Work to complete: Below is a listing. Gather each line of it that contains "denn".
━━━━━ Source records
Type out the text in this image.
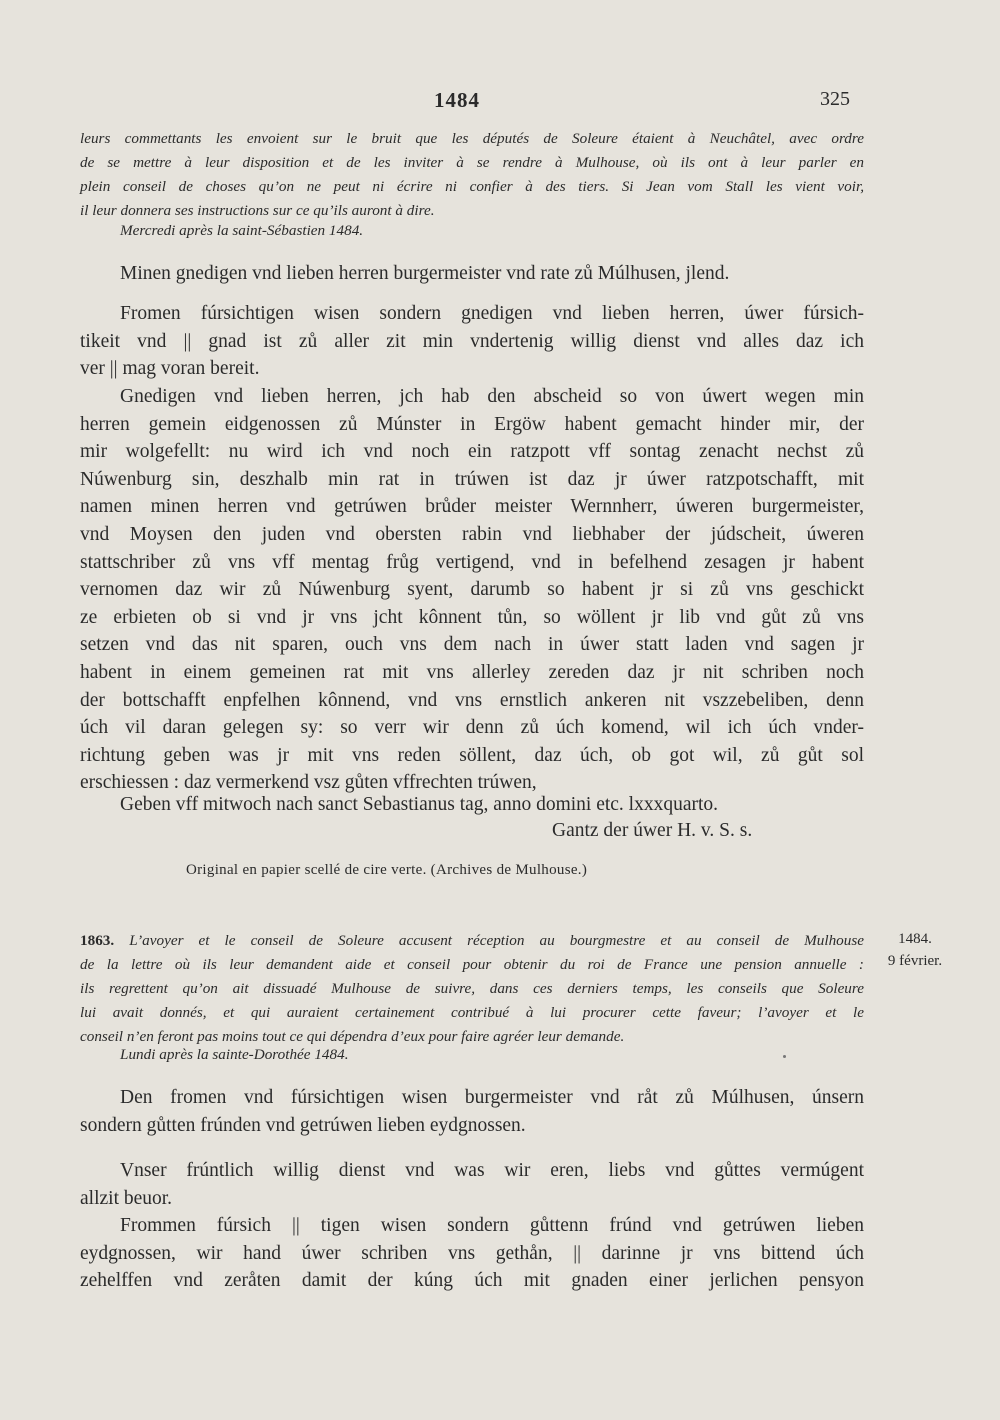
1484	325
leurs commettants les envoient sur le bruit que les députés de Soleure étaient à Neuchâtel, avec ordre
de se mettre à leur disposition et de les inviter à se rendre à Mulhouse, où ils ont à leur parler en
plein conseil de choses qu’on ne peut ni écrire ni confier à des tiers. Si Jean vom Stall les vient voir,
il leur donnera ses instructions sur ce qu’ils auront à dire.
Mercredi après la saint-Sébastien 1484.
Minen gnedigen vnd lieben herren burgermeister vnd rate zů Múlhusen, jlend.
Fromen fúrsichtigen wisen sondern gnedigen vnd lieben herren, úwer fúrsich-
tikeit vnd || gnad ist zů aller zit min vndertenig willig dienst vnd alles daz ich
ver || mag voran bereit.
Gnedigen vnd lieben herren, jch hab den abscheid so von úwert wegen min
herren gemein eidgenossen zů Múnster in Ergöw habent gemacht hinder mir, der
mir wolgefellt: nu wird ich vnd noch ein ratzpott vff sontag zenacht nechst zů
Núwenburg sin, deszhalb min rat in trúwen ist daz jr úwer ratzpotschafft, mit
namen minen herren vnd getrúwen brůder meister Wernnherr, úweren burgermeister,
vnd Moysen den juden vnd obersten rabin vnd liebhaber der júdscheit, úweren
stattschriber zů vns vff mentag frůg vertigend, vnd in befelhend zesagen jr habent
vernomen daz wir zů Núwenburg syent, darumb so habent jr si zů vns geschickt
ze erbieten ob si vnd jr vns jcht kônnent tůn, so wöllent jr lib vnd gůt zů vns
setzen vnd das nit sparen, ouch vns dem nach in úwer statt laden vnd sagen jr
habent in einem gemeinen rat mit vns allerley zereden daz jr nit schriben noch
der bottschafft enpfelhen kônnend, vnd vns ernstlich ankeren nit vszzebeliben, denn
úch vil daran gelegen sy: so verr wir denn zů úch komend, wil ich úch vnder-
richtung geben was jr mit vns reden söllent, daz úch, ob got wil, zů gůt sol
erschiessen : daz vermerkend vsz gůten vffrechten trúwen,
Geben vff mitwoch nach sanct Sebastianus tag, anno domini etc. lxxxquarto.
Gantz der úwer H. v. S. s.
Original en papier scellé de cire verte. (Archives de Mulhouse.)
1863. L’avoyer et le conseil de Soleure accusent réception au bourgmestre et au conseil de Mulhouse
de la lettre où ils leur demandent aide et conseil pour obtenir du roi de France une pension annuelle :
ils regrettent qu’on ait dissuadé Mulhouse de suivre, dans ces derniers temps, les conseils que Soleure
lui avait donnés, et qui auraient certainement contribué à lui procurer cette faveur; l’avoyer et le
conseil n’en feront pas moins tout ce qui dépendra d’eux pour faire agréer leur demande.
Lundi après la sainte-Dorothée 1484.
1484.
9 février.
Den fromen vnd fúrsichtigen wisen burgermeister vnd råt zů Múlhusen, únsern
sondern gůtten frúnden vnd getrúwen lieben eydgnossen.
Vnser frúntlich willig dienst vnd was wir eren, liebs vnd gůttes vermúgent
allzit beuor.
Frommen fúrsich || tigen wisen sondern gůttenn frúnd vnd getrúwen lieben
eydgnossen, wir hand úwer schriben vns gethån, || darinne jr vns bittend úch
zehelffen vnd zeråten damit der kúng úch mit gnaden einer jerlichen pensyon
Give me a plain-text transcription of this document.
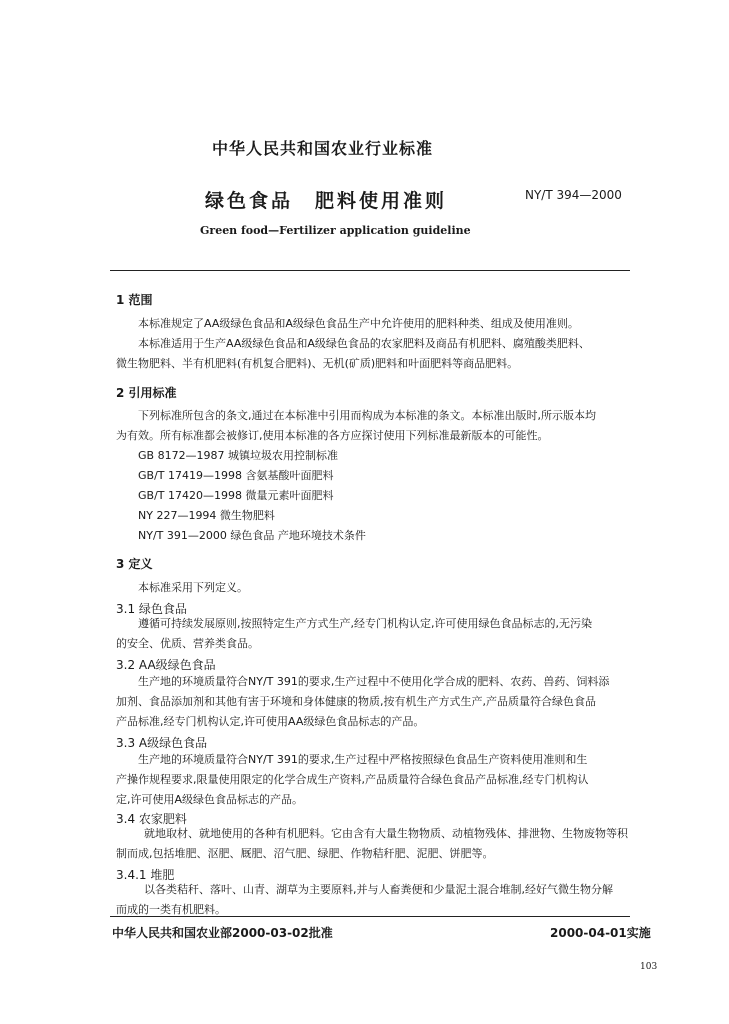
中华人民共和国农业行业标准
绿色食品 肥料使用准则	NY/T 394—2000
Green food—Fertilizer application guideline
1 范围

本标准规定了AA级绿色食品和A级绿色食品生产中允许使用的肥料种类、组成及使用准则。

本标准适用于生产AA级绿色食品和A级绿色食品的农家肥料及商品有机肥料、腐殖酸类肥料、

微生物肥料、半有机肥料(有机复合肥料)、无机(矿质)肥料和叶面肥料等商品肥料。

2 引用标准

下列标准所包含的条文,通过在本标准中引用而构成为本标准的条文。本标准出版时,所示版本均

为有效。所有标准都会被修订,使用本标准的各方应探讨使用下列标准最新版本的可能性。

GB 8172—1987 城镇垃圾农用控制标准

GB/T 17419—1998 含氨基酸叶面肥料

GB/T 17420—1998 微量元素叶面肥料

NY 227—1994 微生物肥料

NY/T 391—2000 绿色食品 产地环境技术条件

3 定义
本标准采用下列定义。
3.1 绿色食品

遵循可持续发展原则,按照特定生产方式生产,经专门机构认定,许可使用绿色食品标志的,无污染

的安全、优质、营养类食品。

3.2 AA级绿色食品

生产地的环境质量符合NY/T 391的要求,生产过程中不使用化学合成的肥料、农药、兽药、饲料添

加剂、食品添加剂和其他有害于环境和身体健康的物质,按有机生产方式生产,产品质量符合绿色食品

产品标准,经专门机构认定,许可使用AA级绿色食品标志的产品。

3.3 A级绿色食品

生产地的环境质量符合NY/T 391的要求,生产过程中严格按照绿色食品生产资料使用准则和生

产操作规程要求,限量使用限定的化学合成生产资料,产品质量符合绿色食品产品标准,经专门机构认

定,许可使用A级绿色食品标志的产品。

3.4 农家肥料

就地取材、就地使用的各种有机肥料。它由含有大量生物物质、动植物残体、排泄物、生物废物等积

制而成,包括堆肥、沤肥、厩肥、沼气肥、绿肥、作物秸秆肥、泥肥、饼肥等。

3.4.1 堆肥

以各类秸秆、落叶、山青、湖草为主要原料,并与人畜粪便和少量泥土混合堆制,经好气微生物分解

而成的一类有机肥料。

中华人民共和国农业部2000-03-02批准	2000-04-01实施
103
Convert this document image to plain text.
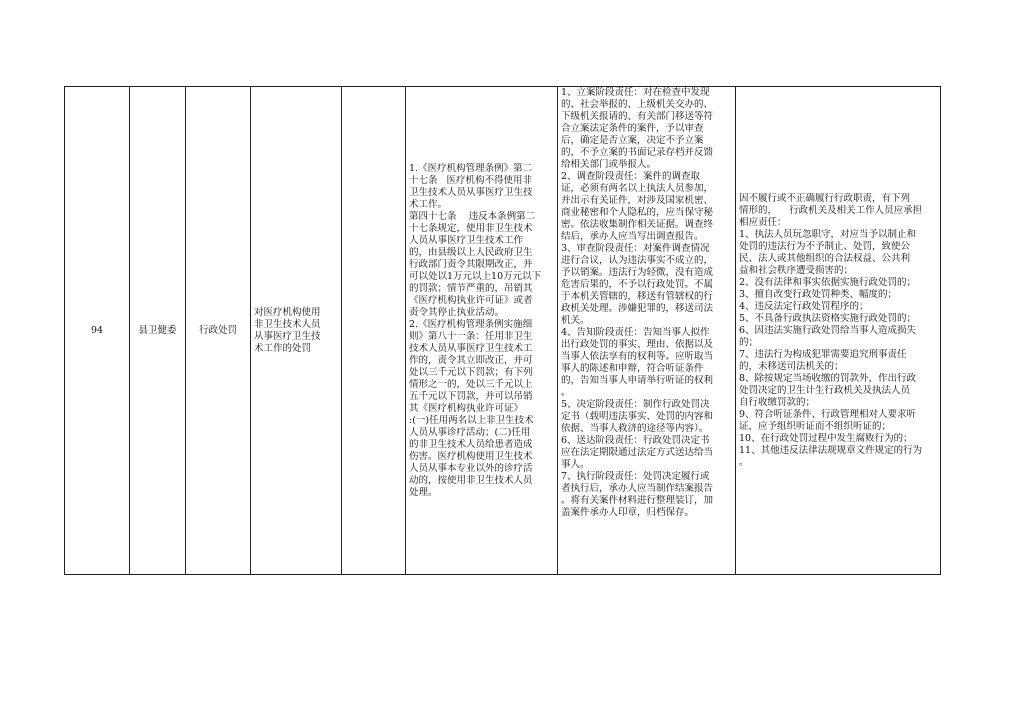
94	县卫健委 行政处罚
对医疗机构使用
非卫生技术人员
从事医疗卫生技
术工作的处罚
1.《医疗机构管理条例》第二
十七条   医疗机构不得使用非
卫生技术人员从事医疗卫生技
术工作。
第四十七条    违反本条例第二
十七条规定，使用非卫生技术
人员从事医疗卫生技术工作
的，由县级以上人民政府卫生
行政部门责令其限期改正，并
可以处以1万元以上10万元以下
的罚款；情节严重的，吊销其
《医疗机构执业许可证》或者
责令其停止执业活动。
2.《医疗机构管理条例实施细
则》第八十一条：任用非卫生
技术人员从事医疗卫生技术工
作的，责令其立即改正，并可
处以三千元以下罚款；有下列
情形之一的，处以三千元以上
五千元以下罚款，并可以吊销
其《医疗机构执业许可证》
:(一)任用两名以上非卫生技术
人员从事诊疗活动；(二)任用
的非卫生技术人员给患者造成
伤害。医疗机构使用卫生技术
人员从事本专业以外的诊疗活
动的，按使用非卫生技术人员
处理。
1、立案阶段责任：对在检查中发现
的、社会举报的、上级机关交办的、
下级机关报请的、有关部门移送等符
合立案法定条件的案件，予以审查
后，确定是否立案，决定不予立案
的，不予立案的书面记录存档并反馈
给相关部门或举报人。
2、调查阶段责任：案件的调查取
证，必须有两名以上执法人员参加，
并出示有关证件，对涉及国家机密、
商业秘密和个人隐私的，应当保守秘
密。依法收集制作相关证据。调查终
结后，承办人应当写出调查报告。
3、审查阶段责任：对案件调查情况
进行合议，认为违法事实不成立的，
予以销案。违法行为轻微，没有造成
危害后果的，不予以行政处罚。不属
于本机关管辖的，移送有管辖权的行
政机关处理。涉嫌犯罪的，移送司法
机关。
4、告知阶段责任：告知当事人拟作
出行政处罚的事实、理由、依据以及
当事人依法享有的权利等。应听取当
事人的陈述和申辩，符合听证条件
的，告知当事人申请举行听证的权利
。
5、决定阶段责任：制作行政处罚决
定书（载明违法事实、处罚的内容和
依据、当事人救济的途径等内容）。
6、送达阶段责任：行政处罚决定书
应在法定期限通过法定方式送达给当
事人。
7、执行阶段责任：处罚决定履行或
者执行后，承办人应当制作结案报告
。将有关案件材料进行整理装订，加
盖案件承办人印章，归档保存。
因不履行或不正确履行行政职责，有下列
情形的，    行政机关及相关工作人员应承担
相应责任：
1、执法人员玩忽职守，对应当予以制止和
处罚的违法行为不予制止、处罚，致使公
民、法人或其他组织的合法权益、公共利
益和社会秩序遭受损害的；
2、没有法律和事实依据实施行政处罚的；
3、擅自改变行政处罚种类、幅度的；
4、违反法定行政处罚程序的；
5、不具备行政执法资格实施行政处罚的；
6、因违法实施行政处罚给当事人造成损失
的；
7、违法行为构成犯罪需要追究刑事责任
的，未移送司法机关的；
8、除按规定当场收缴的罚款外，作出行政
处罚决定的卫生计生行政机关及执法人员
自行收缴罚款的；
9、符合听证条件、行政管理相对人要求听
证，应予组织听证而不组织听证的；
10、在行政处罚过程中发生腐败行为的；
11、其他违反法律法规规章文件规定的行为
。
━━━━━━━━━━
Answer to this exercise:
der bottschafft enpfelhen kônnend, vnd vns ernstlich ankeren nit vszzebeliben, denn
úch vil daran gelegen sy: so verr wir denn zů úch komend, wil ich úch vnder-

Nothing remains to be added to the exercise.